#### Written exercise
All the data below goes into the copy word for word, but the pictures don't.

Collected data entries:

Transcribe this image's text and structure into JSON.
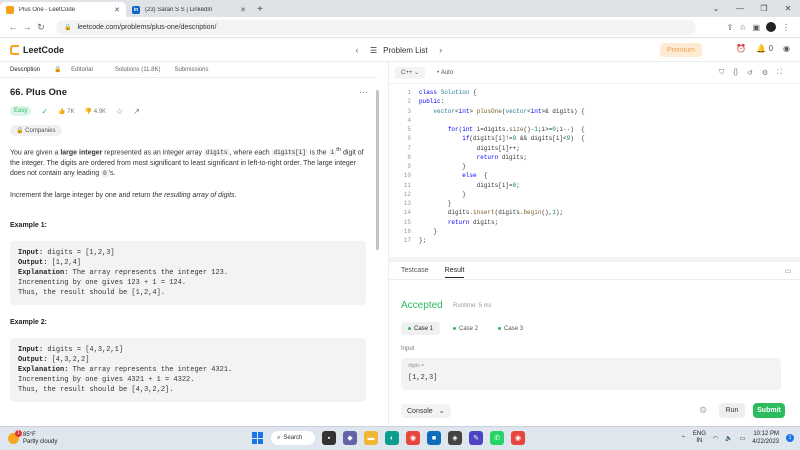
{
  "browser": {
    "tabs": [
      {
        "title": "Plus One - LeetCode",
        "active": true
      },
      {
        "title": "(23) Saran S S | LinkedIn",
        "active": false
      }
    ],
    "url": "leetcode.com/problems/plus-one/description/"
  },
  "lc_nav": {
    "logo_text": "LeetCode",
    "problem_list": "Problem List",
    "premium": "Premium",
    "counter": "0"
  },
  "left": {
    "tabs": [
      "Description",
      "Editorial",
      "Solutions (11.8K)",
      "Submissions"
    ],
    "title": "66. Plus One",
    "difficulty": "Easy",
    "likes": "7K",
    "dislikes": "4.9K",
    "companies": "Companies",
    "desc1_a": "You are given a ",
    "desc1_b": "large integer",
    "desc1_c": " represented as an integer array ",
    "desc1_code1": "digits",
    "desc1_d": ", where each ",
    "desc1_code2": "digits[i]",
    "desc1_e": " is the ",
    "desc1_i": "i",
    "desc1_th": "th",
    "desc1_f": " digit of the integer. The digits are ordered from most significant to least significant in left-to-right order. The large integer does not contain any leading ",
    "desc1_code3": "0",
    "desc1_g": "'s.",
    "desc2_a": "Increment the large integer by one and return ",
    "desc2_b": "the resulting array of digits",
    "desc2_c": ".",
    "examples": [
      {
        "heading": "Example 1:",
        "input_label": "Input:",
        "input": " digits = [1,2,3]",
        "output_label": "Output:",
        "output": " [1,2,4]",
        "expl_label": "Explanation:",
        "expl": " The array represents the integer 123.",
        "line2": "Incrementing by one gives 123 + 1 = 124.",
        "line3": "Thus, the result should be [1,2,4]."
      },
      {
        "heading": "Example 2:",
        "input_label": "Input:",
        "input": " digits = [4,3,2,1]",
        "output_label": "Output:",
        "output": " [4,3,2,2]",
        "expl_label": "Explanation:",
        "expl": " The array represents the integer 4321.",
        "line2": "Incrementing by one gives 4321 + 1 = 4322.",
        "line3": "Thus, the result should be [4,3,2,2]."
      }
    ]
  },
  "editor": {
    "language": "C++",
    "mode": "Auto",
    "line_numbers": [
      "1",
      "2",
      "3",
      "4",
      "5",
      "6",
      "7",
      "8",
      "9",
      "10",
      "11",
      "12",
      "13",
      "14",
      "15",
      "16",
      "17"
    ]
  },
  "result": {
    "tabs": [
      "Testcase",
      "Result"
    ],
    "status": "Accepted",
    "runtime": "Runtime: 5 ms",
    "cases": [
      "Case 1",
      "Case 2",
      "Case 3"
    ],
    "input_label": "Input",
    "var_name": "digits =",
    "var_value": "[1,2,3]",
    "console": "Console",
    "run": "Run",
    "submit": "Submit"
  },
  "taskbar": {
    "temp": "85°F",
    "weather": "Partly cloudy",
    "weather_badge": "1",
    "search": "Search",
    "lang1": "ENG",
    "lang2": "IN",
    "time": "10:12 PM",
    "date": "4/22/2023",
    "notif": "1"
  },
  "colors": {
    "accent_green": "#2cbb5d",
    "leetcode_orange": "#f89f1b",
    "premium": "#f5a05a"
  }
}
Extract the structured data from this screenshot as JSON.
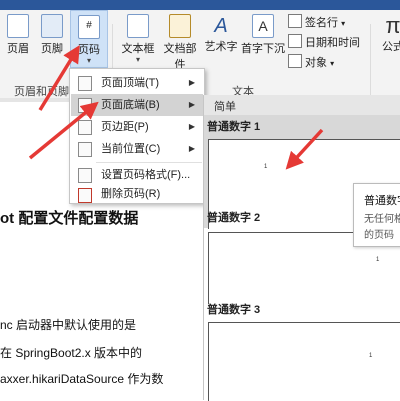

#### Solution to the exercise
Transcribe this image's text and structure into JSON.
{
  "browser": {
    "tabs": [
      {
        "title": "Plus One - LeetCode",
        "active": true
      },
      {
        "title": "(23) Saran S S | LinkedIn",
        "active": false
      }
    ],
    "url": "leetcode.com/problems/plus-one/description/"
  },
  "lc_nav": {
    "logo_text": "LeetCode",
    "problem_list": "Problem List",
    "premium": "Premium",
    "counter": "0"
  },
  "left": {
    "tabs": [
      "Description",
      "Editorial",
      "Solutions (11.8K)",
      "Submissions"
    ],
    "title": "66. Plus One",
    "difficulty": "Easy",
    "likes": "7K",
    "dislikes": "4.9K",
    "companies": "Companies",
    "desc1_a": "You are given a ",
    "desc1_b": "large integer",
    "desc1_c": " represented as an integer array ",
    "desc1_code1": "digits",
    "desc1_d": ", where each ",
    "desc1_code2": "digits[i]",
    "desc1_e": " is the ",
    "desc1_i": "i",
    "desc1_th": "th",
    "desc1_f": " digit of the integer. The digits are ordered from most significant to least significant in left-to-right order. The large integer does not contain any leading ",
    "desc1_code3": "0",
    "desc1_g": "'s.",
    "desc2_a": "Increment the large integer by one and return ",
    "desc2_b": "the resulting array of digits",
    "desc2_c": ".",
    "examples": [
      {
        "heading": "Example 1:",
        "input_label": "Input:",
        "input": " digits = [1,2,3]",
        "output_label": "Output:",
        "output": " [1,2,4]",
        "expl_label": "Explanation:",
        "expl": " The array represents the integer 123.",
        "line2": "Incrementing by one gives 123 + 1 = 124.",
        "line3": "Thus, the result should be [1,2,4]."
      },
      {
        "heading": "Example 2:",
        "input_label": "Input:",
        "input": " digits = [4,3,2,1]",
        "output_label": "Output:",
        "output": " [4,3,2,2]",
        "expl_label": "Explanation:",
        "expl": " The array represents the integer 4321.",
        "line2": "Incrementing by one gives 4321 + 1 = 4322.",
        "line3": "Thus, the result should be [4,3,2,2]."
      }
    ]
  },
  "editor": {
    "language": "C++",
    "mode": "Auto",
    "line_numbers": [
      "1",
      "2",
      "3",
      "4",
      "5",
      "6",
      "7",
      "8",
      "9",
      "10",
      "11",
      "12",
      "13",
      "14",
      "15",
      "16",
      "17"
    ]
  },
  "result": {
    "tabs": [
      "Testcase",
      "Result"
    ],
    "status": "Accepted",
    "runtime": "Runtime: 5 ms",
    "cases": [
      "Case 1",
      "Case 2",
      "Case 3"
    ],
    "input_label": "Input",
    "var_name": "digits =",
    "var_value": "[1,2,3]",
    "console": "Console",
    "run": "Run",
    "submit": "Submit"
  },
  "taskbar": {
    "temp": "85°F",
    "weather": "Partly cloudy",
    "weather_badge": "1",
    "search": "Search",
    "lang1": "ENG",
    "lang2": "IN",
    "time": "10:12 PM",
    "date": "4/22/2023",
    "notif": "1"
  },
  "colors": {
    "accent_green": "#2cbb5d",
    "leetcode_orange": "#f89f1b",
    "premium": "#f5a05a"
  }
}
Extract the structured data from this screenshot as JSON.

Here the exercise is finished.